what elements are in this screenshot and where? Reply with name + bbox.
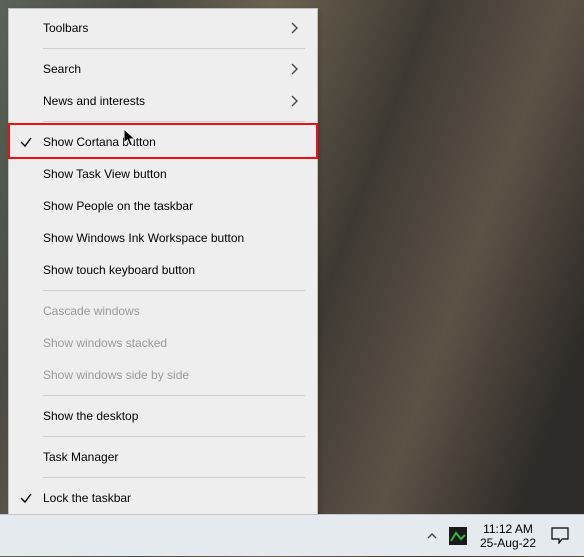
- menu-item-label: Show windows stacked: [43, 336, 283, 350]
- menu-item-label: Search: [43, 62, 283, 76]
- menu-item-label: Show People on the taskbar: [43, 199, 283, 213]
- taskbar-time: 11:12 AM: [480, 522, 536, 536]
- menu-item-label: Lock the taskbar: [43, 491, 283, 505]
- chevron-right-icon: [283, 63, 305, 75]
- check-icon: [9, 135, 43, 149]
- menu-item-show-people-on-the-taskbar[interactable]: Show People on the taskbar: [9, 190, 317, 222]
- menu-item-label: Cascade windows: [43, 304, 283, 318]
- taskbar: 11:12 AM 25-Aug-22: [0, 514, 584, 556]
- menu-item-label: News and interests: [43, 94, 283, 108]
- menu-item-label: Show windows side by side: [43, 368, 283, 382]
- menu-item-show-task-view-button[interactable]: Show Task View button: [9, 158, 317, 190]
- action-center-icon[interactable]: [546, 515, 574, 557]
- menu-item-toolbars[interactable]: Toolbars: [9, 12, 317, 44]
- menu-item-label: Task Manager: [43, 450, 283, 464]
- tray-chevron-icon[interactable]: [420, 515, 444, 557]
- menu-separator: [43, 395, 305, 396]
- menu-separator: [43, 477, 305, 478]
- menu-item-show-windows-stacked: Show windows stacked: [9, 327, 317, 359]
- tray-app-icon[interactable]: [446, 515, 470, 557]
- menu-item-label: Show the desktop: [43, 409, 283, 423]
- menu-item-show-cortana-button[interactable]: Show Cortana button: [9, 126, 317, 158]
- menu-item-show-windows-side-by-side: Show windows side by side: [9, 359, 317, 391]
- menu-separator: [43, 436, 305, 437]
- menu-item-label: Show Task View button: [43, 167, 283, 181]
- menu-item-search[interactable]: Search: [9, 53, 317, 85]
- menu-item-label: Show Windows Ink Workspace button: [43, 231, 283, 245]
- menu-separator: [43, 48, 305, 49]
- check-icon: [9, 491, 43, 505]
- menu-separator: [43, 121, 305, 122]
- menu-item-task-manager[interactable]: Task Manager: [9, 441, 317, 473]
- menu-separator: [43, 290, 305, 291]
- taskbar-context-menu: Toolbars Search News and interests Show Cor…: [8, 8, 318, 550]
- taskbar-clock[interactable]: 11:12 AM 25-Aug-22: [472, 522, 544, 550]
- menu-item-label: Show touch keyboard button: [43, 263, 283, 277]
- menu-item-label: Show Cortana button: [43, 135, 283, 149]
- menu-item-news-and-interests[interactable]: News and interests: [9, 85, 317, 117]
- menu-item-lock-the-taskbar[interactable]: Lock the taskbar: [9, 482, 317, 514]
- menu-item-show-the-desktop[interactable]: Show the desktop: [9, 400, 317, 432]
- taskbar-date: 25-Aug-22: [480, 536, 536, 550]
- menu-item-label: Toolbars: [43, 21, 283, 35]
- menu-item-show-windows-ink-workspace-button[interactable]: Show Windows Ink Workspace button: [9, 222, 317, 254]
- menu-item-show-touch-keyboard-button[interactable]: Show touch keyboard button: [9, 254, 317, 286]
- menu-item-cascade-windows: Cascade windows: [9, 295, 317, 327]
- chevron-right-icon: [283, 22, 305, 34]
- chevron-right-icon: [283, 95, 305, 107]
..............................
» Problem to solve:
Rewrite the material above with every "menu-separator" swapped for "menu-divider", changing nothing else. Leave the pictures out.

» The reply:
what elements are in this screenshot and where? Reply with name + bbox.
- menu-item-label: Show windows stacked: [43, 336, 283, 350]
- menu-item-label: Search: [43, 62, 283, 76]
- menu-item-label: Show People on the taskbar: [43, 199, 283, 213]
- taskbar-time: 11:12 AM: [480, 522, 536, 536]
- menu-item-label: Lock the taskbar: [43, 491, 283, 505]
- chevron-right-icon: [283, 63, 305, 75]
- check-icon: [9, 135, 43, 149]
- menu-item-show-people-on-the-taskbar[interactable]: Show People on the taskbar: [9, 190, 317, 222]
- menu-item-label: Cascade windows: [43, 304, 283, 318]
- taskbar: 11:12 AM 25-Aug-22: [0, 514, 584, 556]
- menu-item-label: News and interests: [43, 94, 283, 108]
- menu-item-label: Show windows side by side: [43, 368, 283, 382]
- menu-item-show-task-view-button[interactable]: Show Task View button: [9, 158, 317, 190]
- action-center-icon[interactable]: [546, 515, 574, 557]
- menu-item-toolbars[interactable]: Toolbars: [9, 12, 317, 44]
- menu-item-label: Task Manager: [43, 450, 283, 464]
- tray-chevron-icon[interactable]: [420, 515, 444, 557]
- menu-divider: [43, 395, 305, 396]
- menu-divider: [43, 477, 305, 478]
- menu-item-show-windows-stacked: Show windows stacked: [9, 327, 317, 359]
- tray-app-icon[interactable]: [446, 515, 470, 557]
- menu-item-label: Show the desktop: [43, 409, 283, 423]
- menu-item-show-cortana-button[interactable]: Show Cortana button: [9, 126, 317, 158]
- menu-item-show-windows-side-by-side: Show windows side by side: [9, 359, 317, 391]
- menu-divider: [43, 436, 305, 437]
- menu-item-label: Show Task View button: [43, 167, 283, 181]
- menu-item-search[interactable]: Search: [9, 53, 317, 85]
- menu-item-label: Show Windows Ink Workspace button: [43, 231, 283, 245]
- menu-divider: [43, 48, 305, 49]
- check-icon: [9, 491, 43, 505]
- menu-divider: [43, 121, 305, 122]
- menu-item-task-manager[interactable]: Task Manager: [9, 441, 317, 473]
- menu-divider: [43, 290, 305, 291]
- taskbar-context-menu: Toolbars Search News and interests Show Cor…: [8, 8, 318, 550]
- taskbar-clock[interactable]: 11:12 AM 25-Aug-22: [472, 522, 544, 550]
- menu-item-label: Show touch keyboard button: [43, 263, 283, 277]
- menu-item-label: Show Cortana button: [43, 135, 283, 149]
- menu-item-news-and-interests[interactable]: News and interests: [9, 85, 317, 117]
- menu-item-lock-the-taskbar[interactable]: Lock the taskbar: [9, 482, 317, 514]
- menu-item-show-the-desktop[interactable]: Show the desktop: [9, 400, 317, 432]
- taskbar-date: 25-Aug-22: [480, 536, 536, 550]
- menu-item-label: Toolbars: [43, 21, 283, 35]
- menu-item-show-windows-ink-workspace-button[interactable]: Show Windows Ink Workspace button: [9, 222, 317, 254]
- menu-item-show-touch-keyboard-button[interactable]: Show touch keyboard button: [9, 254, 317, 286]
- menu-item-cascade-windows: Cascade windows: [9, 295, 317, 327]
- chevron-right-icon: [283, 22, 305, 34]
- chevron-right-icon: [283, 95, 305, 107]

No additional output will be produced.